• _Problem requirements_
Reproduce all the entries exactly.
--- start Records for the task ---
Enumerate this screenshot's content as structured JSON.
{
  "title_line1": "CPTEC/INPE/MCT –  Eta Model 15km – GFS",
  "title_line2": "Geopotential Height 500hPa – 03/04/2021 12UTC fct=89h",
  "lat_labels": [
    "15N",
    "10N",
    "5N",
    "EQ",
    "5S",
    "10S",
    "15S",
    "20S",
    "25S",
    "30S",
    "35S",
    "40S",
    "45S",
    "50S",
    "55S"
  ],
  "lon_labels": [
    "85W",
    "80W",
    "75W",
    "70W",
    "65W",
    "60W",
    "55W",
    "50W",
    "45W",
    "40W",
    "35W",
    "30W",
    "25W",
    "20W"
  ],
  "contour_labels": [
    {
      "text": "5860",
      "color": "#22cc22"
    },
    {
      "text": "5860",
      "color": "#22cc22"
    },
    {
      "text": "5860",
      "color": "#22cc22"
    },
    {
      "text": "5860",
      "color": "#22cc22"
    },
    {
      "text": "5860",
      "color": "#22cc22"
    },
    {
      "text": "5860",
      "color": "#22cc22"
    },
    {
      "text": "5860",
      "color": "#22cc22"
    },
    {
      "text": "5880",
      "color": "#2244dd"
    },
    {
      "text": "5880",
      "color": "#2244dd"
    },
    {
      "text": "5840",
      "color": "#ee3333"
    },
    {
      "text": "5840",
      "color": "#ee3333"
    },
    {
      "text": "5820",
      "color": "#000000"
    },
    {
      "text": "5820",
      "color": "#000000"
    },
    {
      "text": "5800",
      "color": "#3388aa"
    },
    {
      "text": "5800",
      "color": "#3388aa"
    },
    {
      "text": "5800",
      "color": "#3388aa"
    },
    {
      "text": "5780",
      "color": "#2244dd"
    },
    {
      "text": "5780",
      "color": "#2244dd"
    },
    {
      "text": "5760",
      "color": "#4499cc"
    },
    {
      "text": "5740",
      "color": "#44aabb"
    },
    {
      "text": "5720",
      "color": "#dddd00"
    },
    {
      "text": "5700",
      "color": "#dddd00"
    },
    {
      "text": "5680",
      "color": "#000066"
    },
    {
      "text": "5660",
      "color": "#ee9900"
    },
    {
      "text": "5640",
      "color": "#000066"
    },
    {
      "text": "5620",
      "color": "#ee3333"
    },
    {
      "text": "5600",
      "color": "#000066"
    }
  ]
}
--- end Records for the task ---
• _Answer to the problem_
Enumerate this screenshot's content as structured JSON.
{
  "title_line1": "CPTEC/INPE/MCT –  Eta Model 15km – GFS",
  "title_line2": "Geopotential Height 500hPa – 03/04/2021 12UTC fct=89h",
  "lat_labels": [
    "15N",
    "10N",
    "5N",
    "EQ",
    "5S",
    "10S",
    "15S",
    "20S",
    "25S",
    "30S",
    "35S",
    "40S",
    "45S",
    "50S",
    "55S"
  ],
  "lon_labels": [
    "85W",
    "80W",
    "75W",
    "70W",
    "65W",
    "60W",
    "55W",
    "50W",
    "45W",
    "40W",
    "35W",
    "30W",
    "25W",
    "20W"
  ],
  "contour_labels": [
    {
      "text": "5860",
      "color": "#22cc22"
    },
    {
      "text": "5860",
      "color": "#22cc22"
    },
    {
      "text": "5860",
      "color": "#22cc22"
    },
    {
      "text": "5860",
      "color": "#22cc22"
    },
    {
      "text": "5860",
      "color": "#22cc22"
    },
    {
      "text": "5860",
      "color": "#22cc22"
    },
    {
      "text": "5860",
      "color": "#22cc22"
    },
    {
      "text": "5880",
      "color": "#2244dd"
    },
    {
      "text": "5880",
      "color": "#2244dd"
    },
    {
      "text": "5840",
      "color": "#ee3333"
    },
    {
      "text": "5840",
      "color": "#ee3333"
    },
    {
      "text": "5820",
      "color": "#000000"
    },
    {
      "text": "5820",
      "color": "#000000"
    },
    {
      "text": "5800",
      "color": "#3388aa"
    },
    {
      "text": "5800",
      "color": "#3388aa"
    },
    {
      "text": "5800",
      "color": "#3388aa"
    },
    {
      "text": "5780",
      "color": "#2244dd"
    },
    {
      "text": "5780",
      "color": "#2244dd"
    },
    {
      "text": "5760",
      "color": "#4499cc"
    },
    {
      "text": "5740",
      "color": "#44aabb"
    },
    {
      "text": "5720",
      "color": "#dddd00"
    },
    {
      "text": "5700",
      "color": "#dddd00"
    },
    {
      "text": "5680",
      "color": "#000066"
    },
    {
      "text": "5660",
      "color": "#ee9900"
    },
    {
      "text": "5640",
      "color": "#000066"
    },
    {
      "text": "5620",
      "color": "#ee3333"
    },
    {
      "text": "5600",
      "color": "#000066"
    }
  ]
}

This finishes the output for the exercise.